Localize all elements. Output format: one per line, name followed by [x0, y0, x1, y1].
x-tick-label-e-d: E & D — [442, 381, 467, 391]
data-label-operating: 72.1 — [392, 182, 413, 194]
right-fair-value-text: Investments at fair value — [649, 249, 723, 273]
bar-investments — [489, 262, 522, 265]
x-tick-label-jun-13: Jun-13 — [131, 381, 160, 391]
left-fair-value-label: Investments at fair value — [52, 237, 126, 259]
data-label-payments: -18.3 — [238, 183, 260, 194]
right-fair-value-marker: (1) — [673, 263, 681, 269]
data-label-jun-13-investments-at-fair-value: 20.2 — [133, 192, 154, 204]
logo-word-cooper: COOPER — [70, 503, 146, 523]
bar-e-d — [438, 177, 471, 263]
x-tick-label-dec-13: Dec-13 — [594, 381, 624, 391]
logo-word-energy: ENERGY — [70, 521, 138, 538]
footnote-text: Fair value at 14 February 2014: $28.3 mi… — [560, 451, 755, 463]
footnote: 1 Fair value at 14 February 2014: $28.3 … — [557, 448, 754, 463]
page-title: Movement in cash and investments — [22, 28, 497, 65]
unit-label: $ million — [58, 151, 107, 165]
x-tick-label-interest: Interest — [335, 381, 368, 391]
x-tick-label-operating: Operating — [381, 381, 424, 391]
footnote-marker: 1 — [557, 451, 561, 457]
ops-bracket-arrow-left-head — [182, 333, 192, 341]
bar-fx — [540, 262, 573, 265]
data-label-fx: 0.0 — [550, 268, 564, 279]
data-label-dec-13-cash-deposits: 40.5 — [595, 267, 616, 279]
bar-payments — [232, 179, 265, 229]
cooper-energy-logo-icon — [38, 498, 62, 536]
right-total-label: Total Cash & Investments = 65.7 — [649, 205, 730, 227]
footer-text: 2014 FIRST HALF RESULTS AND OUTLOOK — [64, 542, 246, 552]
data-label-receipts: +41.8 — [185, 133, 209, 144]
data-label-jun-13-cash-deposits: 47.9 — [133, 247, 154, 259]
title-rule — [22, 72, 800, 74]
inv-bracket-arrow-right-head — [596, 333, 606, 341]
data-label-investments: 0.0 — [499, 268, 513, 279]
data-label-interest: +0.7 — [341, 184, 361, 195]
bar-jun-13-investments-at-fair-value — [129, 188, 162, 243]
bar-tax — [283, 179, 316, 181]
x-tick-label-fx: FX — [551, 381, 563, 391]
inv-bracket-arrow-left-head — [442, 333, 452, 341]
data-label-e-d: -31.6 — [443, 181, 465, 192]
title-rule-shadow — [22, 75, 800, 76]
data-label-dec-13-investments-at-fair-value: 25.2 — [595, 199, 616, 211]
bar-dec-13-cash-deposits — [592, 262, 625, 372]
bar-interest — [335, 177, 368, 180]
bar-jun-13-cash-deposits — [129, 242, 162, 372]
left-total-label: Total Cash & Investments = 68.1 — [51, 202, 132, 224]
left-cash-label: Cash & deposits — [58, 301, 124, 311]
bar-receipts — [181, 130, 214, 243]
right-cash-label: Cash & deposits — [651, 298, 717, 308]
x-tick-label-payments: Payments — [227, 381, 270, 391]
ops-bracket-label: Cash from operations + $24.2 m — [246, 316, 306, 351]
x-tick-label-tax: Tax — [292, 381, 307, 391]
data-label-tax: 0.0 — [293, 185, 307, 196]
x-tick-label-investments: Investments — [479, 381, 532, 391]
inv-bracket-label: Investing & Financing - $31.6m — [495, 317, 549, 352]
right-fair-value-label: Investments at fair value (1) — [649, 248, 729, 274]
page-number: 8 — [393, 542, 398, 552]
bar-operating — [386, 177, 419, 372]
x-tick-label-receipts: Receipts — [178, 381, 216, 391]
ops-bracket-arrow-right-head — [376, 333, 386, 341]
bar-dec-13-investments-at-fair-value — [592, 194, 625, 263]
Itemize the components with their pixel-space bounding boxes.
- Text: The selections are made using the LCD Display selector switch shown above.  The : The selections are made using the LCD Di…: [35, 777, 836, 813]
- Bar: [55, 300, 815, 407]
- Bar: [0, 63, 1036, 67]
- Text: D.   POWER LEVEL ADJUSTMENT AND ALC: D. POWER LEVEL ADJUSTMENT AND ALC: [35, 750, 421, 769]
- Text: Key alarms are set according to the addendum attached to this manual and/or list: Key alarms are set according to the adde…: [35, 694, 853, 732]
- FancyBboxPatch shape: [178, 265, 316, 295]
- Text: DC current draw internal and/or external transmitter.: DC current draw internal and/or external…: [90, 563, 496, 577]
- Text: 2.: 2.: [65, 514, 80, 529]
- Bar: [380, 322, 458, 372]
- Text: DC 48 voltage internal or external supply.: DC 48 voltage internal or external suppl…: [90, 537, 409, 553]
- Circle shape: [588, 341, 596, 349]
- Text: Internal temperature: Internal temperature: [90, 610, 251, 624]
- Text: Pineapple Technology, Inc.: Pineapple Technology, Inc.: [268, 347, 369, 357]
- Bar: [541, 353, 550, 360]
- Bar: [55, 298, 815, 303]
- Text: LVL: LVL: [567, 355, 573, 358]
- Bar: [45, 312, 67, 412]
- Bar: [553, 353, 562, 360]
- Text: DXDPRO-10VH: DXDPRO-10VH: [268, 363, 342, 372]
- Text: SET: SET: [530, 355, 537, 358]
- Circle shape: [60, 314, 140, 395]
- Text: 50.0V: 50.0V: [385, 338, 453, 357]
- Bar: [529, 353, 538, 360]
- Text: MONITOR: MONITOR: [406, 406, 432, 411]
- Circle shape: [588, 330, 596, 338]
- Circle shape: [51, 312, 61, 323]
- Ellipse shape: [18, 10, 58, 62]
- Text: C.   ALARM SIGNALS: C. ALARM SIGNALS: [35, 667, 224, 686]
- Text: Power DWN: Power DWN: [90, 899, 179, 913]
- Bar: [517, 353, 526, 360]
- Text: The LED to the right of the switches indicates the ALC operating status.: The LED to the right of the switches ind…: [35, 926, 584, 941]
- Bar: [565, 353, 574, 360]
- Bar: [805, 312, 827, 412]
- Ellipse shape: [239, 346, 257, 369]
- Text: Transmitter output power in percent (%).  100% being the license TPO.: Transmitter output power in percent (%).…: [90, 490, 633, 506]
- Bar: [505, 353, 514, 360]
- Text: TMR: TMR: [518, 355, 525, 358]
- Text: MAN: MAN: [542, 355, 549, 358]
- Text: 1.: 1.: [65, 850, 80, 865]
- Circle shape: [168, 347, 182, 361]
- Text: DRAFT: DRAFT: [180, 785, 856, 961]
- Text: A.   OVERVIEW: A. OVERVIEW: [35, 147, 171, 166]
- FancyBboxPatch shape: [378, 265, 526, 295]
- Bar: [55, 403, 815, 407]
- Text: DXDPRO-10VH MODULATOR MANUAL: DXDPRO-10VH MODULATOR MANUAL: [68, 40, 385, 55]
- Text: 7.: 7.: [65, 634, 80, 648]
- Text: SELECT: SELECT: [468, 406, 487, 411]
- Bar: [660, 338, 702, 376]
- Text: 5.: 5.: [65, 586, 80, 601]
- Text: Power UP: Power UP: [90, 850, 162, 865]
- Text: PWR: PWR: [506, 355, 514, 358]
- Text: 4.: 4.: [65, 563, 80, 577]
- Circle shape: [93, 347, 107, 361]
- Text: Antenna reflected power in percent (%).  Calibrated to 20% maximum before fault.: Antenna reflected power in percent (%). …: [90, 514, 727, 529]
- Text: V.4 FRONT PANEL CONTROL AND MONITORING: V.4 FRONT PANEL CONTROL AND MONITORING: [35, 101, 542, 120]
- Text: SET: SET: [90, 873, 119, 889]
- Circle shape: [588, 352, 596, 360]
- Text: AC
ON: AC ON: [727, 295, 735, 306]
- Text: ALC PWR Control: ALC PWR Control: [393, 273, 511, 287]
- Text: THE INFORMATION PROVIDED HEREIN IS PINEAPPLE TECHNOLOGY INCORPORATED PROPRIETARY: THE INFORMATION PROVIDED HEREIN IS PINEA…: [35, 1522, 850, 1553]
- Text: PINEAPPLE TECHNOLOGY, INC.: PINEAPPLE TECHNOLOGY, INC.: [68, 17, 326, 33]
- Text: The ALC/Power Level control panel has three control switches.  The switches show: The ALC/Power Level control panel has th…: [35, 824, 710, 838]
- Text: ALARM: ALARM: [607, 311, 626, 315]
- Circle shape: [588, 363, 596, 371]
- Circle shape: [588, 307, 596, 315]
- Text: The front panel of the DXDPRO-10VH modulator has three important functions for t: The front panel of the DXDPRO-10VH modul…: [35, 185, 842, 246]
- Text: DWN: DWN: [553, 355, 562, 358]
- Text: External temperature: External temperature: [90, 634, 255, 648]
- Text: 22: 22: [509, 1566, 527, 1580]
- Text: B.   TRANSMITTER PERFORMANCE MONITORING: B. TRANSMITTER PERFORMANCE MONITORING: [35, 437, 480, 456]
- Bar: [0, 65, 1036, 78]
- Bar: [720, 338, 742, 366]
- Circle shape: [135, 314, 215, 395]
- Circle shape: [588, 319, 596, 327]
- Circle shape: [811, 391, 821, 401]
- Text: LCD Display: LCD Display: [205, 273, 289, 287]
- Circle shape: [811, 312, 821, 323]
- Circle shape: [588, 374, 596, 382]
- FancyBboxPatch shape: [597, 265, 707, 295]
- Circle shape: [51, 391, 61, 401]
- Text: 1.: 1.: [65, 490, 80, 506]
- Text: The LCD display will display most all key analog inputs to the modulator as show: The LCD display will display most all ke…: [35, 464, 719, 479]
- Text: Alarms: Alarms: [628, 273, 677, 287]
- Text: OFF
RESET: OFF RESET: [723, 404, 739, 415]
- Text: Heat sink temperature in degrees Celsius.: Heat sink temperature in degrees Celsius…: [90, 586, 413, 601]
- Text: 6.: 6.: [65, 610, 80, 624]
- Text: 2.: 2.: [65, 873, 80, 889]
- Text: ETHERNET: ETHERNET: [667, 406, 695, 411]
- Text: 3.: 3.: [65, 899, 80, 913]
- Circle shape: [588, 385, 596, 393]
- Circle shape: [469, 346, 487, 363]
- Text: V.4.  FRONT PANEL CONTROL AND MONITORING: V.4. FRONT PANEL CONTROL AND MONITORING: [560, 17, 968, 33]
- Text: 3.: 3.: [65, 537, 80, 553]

______

Copy the entries again word for word, from the very first line through the line containing "bar-interest — [335, 177, 368, 180]", including both ends.

Localize all elements. Output format: one per line, name followed by [x0, y0, x1, y1].
x-tick-label-e-d: E & D — [442, 381, 467, 391]
data-label-operating: 72.1 — [392, 182, 413, 194]
right-fair-value-text: Investments at fair value — [649, 249, 723, 273]
bar-investments — [489, 262, 522, 265]
x-tick-label-jun-13: Jun-13 — [131, 381, 160, 391]
left-fair-value-label: Investments at fair value — [52, 237, 126, 259]
data-label-payments: -18.3 — [238, 183, 260, 194]
right-fair-value-marker: (1) — [673, 263, 681, 269]
data-label-jun-13-investments-at-fair-value: 20.2 — [133, 192, 154, 204]
logo-word-cooper: COOPER — [70, 503, 146, 523]
bar-e-d — [438, 177, 471, 263]
x-tick-label-dec-13: Dec-13 — [594, 381, 624, 391]
logo-word-energy: ENERGY — [70, 521, 138, 538]
footnote-text: Fair value at 14 February 2014: $28.3 mi… — [560, 451, 755, 463]
footnote: 1 Fair value at 14 February 2014: $28.3 … — [557, 448, 754, 463]
page-title: Movement in cash and investments — [22, 28, 497, 65]
unit-label: $ million — [58, 151, 107, 165]
x-tick-label-interest: Interest — [335, 381, 368, 391]
x-tick-label-operating: Operating — [381, 381, 424, 391]
footnote-marker: 1 — [557, 451, 561, 457]
ops-bracket-arrow-left-head — [182, 333, 192, 341]
bar-fx — [540, 262, 573, 265]
data-label-fx: 0.0 — [550, 268, 564, 279]
data-label-dec-13-cash-deposits: 40.5 — [595, 267, 616, 279]
bar-payments — [232, 179, 265, 229]
cooper-energy-logo-icon — [38, 498, 62, 536]
right-total-label: Total Cash & Investments = 65.7 — [649, 205, 730, 227]
footer-text: 2014 FIRST HALF RESULTS AND OUTLOOK — [64, 542, 246, 552]
data-label-receipts: +41.8 — [185, 133, 209, 144]
data-label-jun-13-cash-deposits: 47.9 — [133, 247, 154, 259]
title-rule — [22, 72, 800, 74]
inv-bracket-arrow-right-head — [596, 333, 606, 341]
data-label-investments: 0.0 — [499, 268, 513, 279]
data-label-interest: +0.7 — [341, 184, 361, 195]
bar-jun-13-investments-at-fair-value — [129, 188, 162, 243]
bar-tax — [283, 179, 316, 181]
x-tick-label-fx: FX — [551, 381, 563, 391]
inv-bracket-arrow-left-head — [442, 333, 452, 341]
data-label-e-d: -31.6 — [443, 181, 465, 192]
title-rule-shadow — [22, 75, 800, 76]
data-label-dec-13-investments-at-fair-value: 25.2 — [595, 199, 616, 211]
bar-dec-13-cash-deposits — [592, 262, 625, 372]
bar-interest — [335, 177, 368, 180]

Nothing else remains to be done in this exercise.